◆ TEXT SEGMENT
════

Turner: Mo William’s Mom vs Darryl Strawberry’s son? This is a tough call. It is one thing to get your mom hooked up with your team’s star player, but to produce an NBA player through snorting coke? That is impressive too. Chris Paul is the NBA equivalent of Warrick Dunn. Undersized, but great player who seems to be a very good, high character person. (I’m looking for Buster Posey type love from Super Dave with this analogy). Meanwhile ‘Witness’ is the opposite. Can’t stand him except he did do his ‘decision’ for the children of the greater Connecticut Boys and Girls Club. I’ll take Chris in this one with a Beignet from Café Du Monde with extra powder sugar to go please.
Shadow: It makes perfect sense to pick THH based on sports other than football. Sadly, the NBA is one of those leagues where I have very little rooting interest. The Nuggets (plus cushy free tickets in the Club Level via Turner) had some success over the past couple of years and made me actually care a little about pro basketball…but with Carmelo on his way out (and possibly to the most hated of Turner’s locales) I find it hard to care again. I never really bought into the whole Lebron thing, and I think he is a pussy for abandoning Cleveland. My boyhood idol, Don Mattingly, suffered through the longest World Series drought of the modern Yankees organization and did so with character and class…never once even considering going somewhere else for a better chance at a title. His best chances at making it to the World Series were snuffed out by the strike in 1994 and then when the Mariner’s cheated and let Randy Johnson pitch in relief for the Mariners as they beat the Yankees (a feat he would repeat in the 2001 World Series for the Diamondbacks…the big doofus…all this prior to basically sucking when the Yankees paid him big money to come to New York). But….I digress. Give me Chris Paul and the Charlotte/New Orleans/Oklahoma City/New Orleans Hornets…and thus, the Saints over the Browns.
Arizona @ Seattle
SD: You may have forgotten by now, but the Oklahoma City Thunder and their best young line-up in the league should be the Seattle SuperSonics. Instead my friends in the northwest got the same treatment from Clay Bennett that Julius Hodge got from Chris Paul. So now when I compare Kevin Durant to Steve Nash in this match-up it is with sadness. Paradoxically, by not cheering for Durant in protest of him now playing in OKC, I therefore have to cheer against the Seahawks in this match-up. Of course, after the last couple years Seattle sports fans would expect nothing less.

════

[Page segmentation data]
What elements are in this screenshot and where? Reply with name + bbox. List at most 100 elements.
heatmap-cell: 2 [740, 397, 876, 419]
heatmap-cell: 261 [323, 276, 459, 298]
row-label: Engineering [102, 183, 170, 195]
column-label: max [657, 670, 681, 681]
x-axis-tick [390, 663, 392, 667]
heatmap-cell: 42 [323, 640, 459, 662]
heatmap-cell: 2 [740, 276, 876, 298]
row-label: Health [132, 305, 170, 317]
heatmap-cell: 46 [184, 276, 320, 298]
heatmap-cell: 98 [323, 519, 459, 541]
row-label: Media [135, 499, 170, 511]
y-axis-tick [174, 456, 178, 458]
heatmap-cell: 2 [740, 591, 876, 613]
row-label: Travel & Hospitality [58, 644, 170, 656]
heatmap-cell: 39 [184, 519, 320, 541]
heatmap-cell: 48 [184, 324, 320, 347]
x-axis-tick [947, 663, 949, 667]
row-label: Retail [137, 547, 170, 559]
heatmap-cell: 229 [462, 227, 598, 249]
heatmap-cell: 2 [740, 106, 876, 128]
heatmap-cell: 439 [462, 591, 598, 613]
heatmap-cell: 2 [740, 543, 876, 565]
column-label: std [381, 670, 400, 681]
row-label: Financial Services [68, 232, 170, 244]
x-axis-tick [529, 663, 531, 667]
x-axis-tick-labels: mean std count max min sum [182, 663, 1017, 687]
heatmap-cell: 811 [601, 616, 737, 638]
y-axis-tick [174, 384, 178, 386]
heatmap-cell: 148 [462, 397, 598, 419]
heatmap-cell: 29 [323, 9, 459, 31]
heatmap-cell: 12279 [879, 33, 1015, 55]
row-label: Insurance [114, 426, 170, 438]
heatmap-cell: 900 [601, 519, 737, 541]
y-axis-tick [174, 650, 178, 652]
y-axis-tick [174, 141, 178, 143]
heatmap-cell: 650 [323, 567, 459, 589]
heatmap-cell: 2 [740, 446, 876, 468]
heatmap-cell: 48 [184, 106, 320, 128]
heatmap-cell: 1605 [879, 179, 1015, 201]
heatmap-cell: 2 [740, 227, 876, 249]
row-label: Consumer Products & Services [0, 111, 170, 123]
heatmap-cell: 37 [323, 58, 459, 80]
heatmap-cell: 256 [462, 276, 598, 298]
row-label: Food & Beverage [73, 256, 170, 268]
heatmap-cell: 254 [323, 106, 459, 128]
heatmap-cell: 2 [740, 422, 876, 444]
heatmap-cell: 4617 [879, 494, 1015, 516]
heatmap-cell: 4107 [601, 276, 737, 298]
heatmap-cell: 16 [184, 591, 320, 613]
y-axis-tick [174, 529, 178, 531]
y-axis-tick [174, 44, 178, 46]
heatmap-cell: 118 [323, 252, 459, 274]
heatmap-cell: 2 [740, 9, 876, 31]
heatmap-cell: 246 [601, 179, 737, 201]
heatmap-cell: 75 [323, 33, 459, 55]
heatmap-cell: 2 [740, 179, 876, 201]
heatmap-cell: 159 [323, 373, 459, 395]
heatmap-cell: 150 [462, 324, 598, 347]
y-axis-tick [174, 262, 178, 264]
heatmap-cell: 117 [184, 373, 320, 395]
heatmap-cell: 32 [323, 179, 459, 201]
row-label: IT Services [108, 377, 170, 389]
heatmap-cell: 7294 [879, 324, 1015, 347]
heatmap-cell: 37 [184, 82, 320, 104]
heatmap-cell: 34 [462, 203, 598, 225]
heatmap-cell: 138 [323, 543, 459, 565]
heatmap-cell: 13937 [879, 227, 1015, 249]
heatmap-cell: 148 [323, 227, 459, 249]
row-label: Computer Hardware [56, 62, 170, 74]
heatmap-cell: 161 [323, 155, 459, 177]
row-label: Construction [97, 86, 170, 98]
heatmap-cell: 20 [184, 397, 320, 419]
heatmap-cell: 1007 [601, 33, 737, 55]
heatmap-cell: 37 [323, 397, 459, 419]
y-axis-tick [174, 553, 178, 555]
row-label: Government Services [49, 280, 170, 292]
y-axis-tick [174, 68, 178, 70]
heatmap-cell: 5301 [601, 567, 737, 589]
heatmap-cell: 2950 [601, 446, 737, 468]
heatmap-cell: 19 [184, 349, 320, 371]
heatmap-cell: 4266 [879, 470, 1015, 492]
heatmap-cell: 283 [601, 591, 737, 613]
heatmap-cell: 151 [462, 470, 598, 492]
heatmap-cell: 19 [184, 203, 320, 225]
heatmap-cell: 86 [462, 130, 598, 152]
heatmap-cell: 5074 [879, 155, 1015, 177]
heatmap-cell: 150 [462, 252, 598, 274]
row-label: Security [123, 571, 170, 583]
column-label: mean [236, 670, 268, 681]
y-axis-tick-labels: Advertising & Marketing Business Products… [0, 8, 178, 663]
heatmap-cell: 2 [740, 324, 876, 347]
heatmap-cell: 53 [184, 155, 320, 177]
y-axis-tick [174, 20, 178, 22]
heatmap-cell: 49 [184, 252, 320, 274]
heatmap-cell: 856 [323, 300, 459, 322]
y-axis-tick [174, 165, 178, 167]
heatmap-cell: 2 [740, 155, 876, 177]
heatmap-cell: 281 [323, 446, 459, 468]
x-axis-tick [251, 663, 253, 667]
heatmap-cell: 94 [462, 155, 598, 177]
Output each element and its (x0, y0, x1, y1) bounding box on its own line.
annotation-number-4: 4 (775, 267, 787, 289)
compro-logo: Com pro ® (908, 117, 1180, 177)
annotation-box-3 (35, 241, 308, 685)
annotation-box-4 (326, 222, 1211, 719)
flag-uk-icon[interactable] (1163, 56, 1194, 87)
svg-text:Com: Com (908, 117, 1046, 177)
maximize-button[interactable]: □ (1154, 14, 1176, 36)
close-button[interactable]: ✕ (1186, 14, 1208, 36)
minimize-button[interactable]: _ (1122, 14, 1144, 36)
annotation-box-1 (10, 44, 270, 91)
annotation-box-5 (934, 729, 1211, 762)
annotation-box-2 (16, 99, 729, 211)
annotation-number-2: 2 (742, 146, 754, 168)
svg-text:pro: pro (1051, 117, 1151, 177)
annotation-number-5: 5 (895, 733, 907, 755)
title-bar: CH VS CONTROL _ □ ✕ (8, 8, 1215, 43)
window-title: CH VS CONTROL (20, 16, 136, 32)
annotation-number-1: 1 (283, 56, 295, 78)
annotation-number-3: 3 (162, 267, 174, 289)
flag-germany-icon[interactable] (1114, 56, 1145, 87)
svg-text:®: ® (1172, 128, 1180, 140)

════

◆ EXERCISE INSTRUCTIONS
Can you output the part of the text segment starting at "Turner: Mo William’s" and ending at "to go please.", word for word?

◆ ANSWER FOR THIS EXERCISE
Turner: Mo William’s Mom vs Darryl Strawberry’s son? This is a tough call. It is one thing to get your mom hooked up with your team’s star player, but to produce an NBA player through snorting coke? That is impressive too. Chris Paul is the NBA equivalent of Warrick Dunn. Undersized, but great player who seems to be a very good, high character person. (I’m looking for Buster Posey type love from Super Dave with this analogy). Meanwhile ‘Witness’ is the opposite. Can’t stand him except he did do his ‘decision’ for the children of the greater Connecticut Boys and Girls Club. I’ll take Chris in this one with a Beignet from Café Du Monde with extra powder sugar to go please.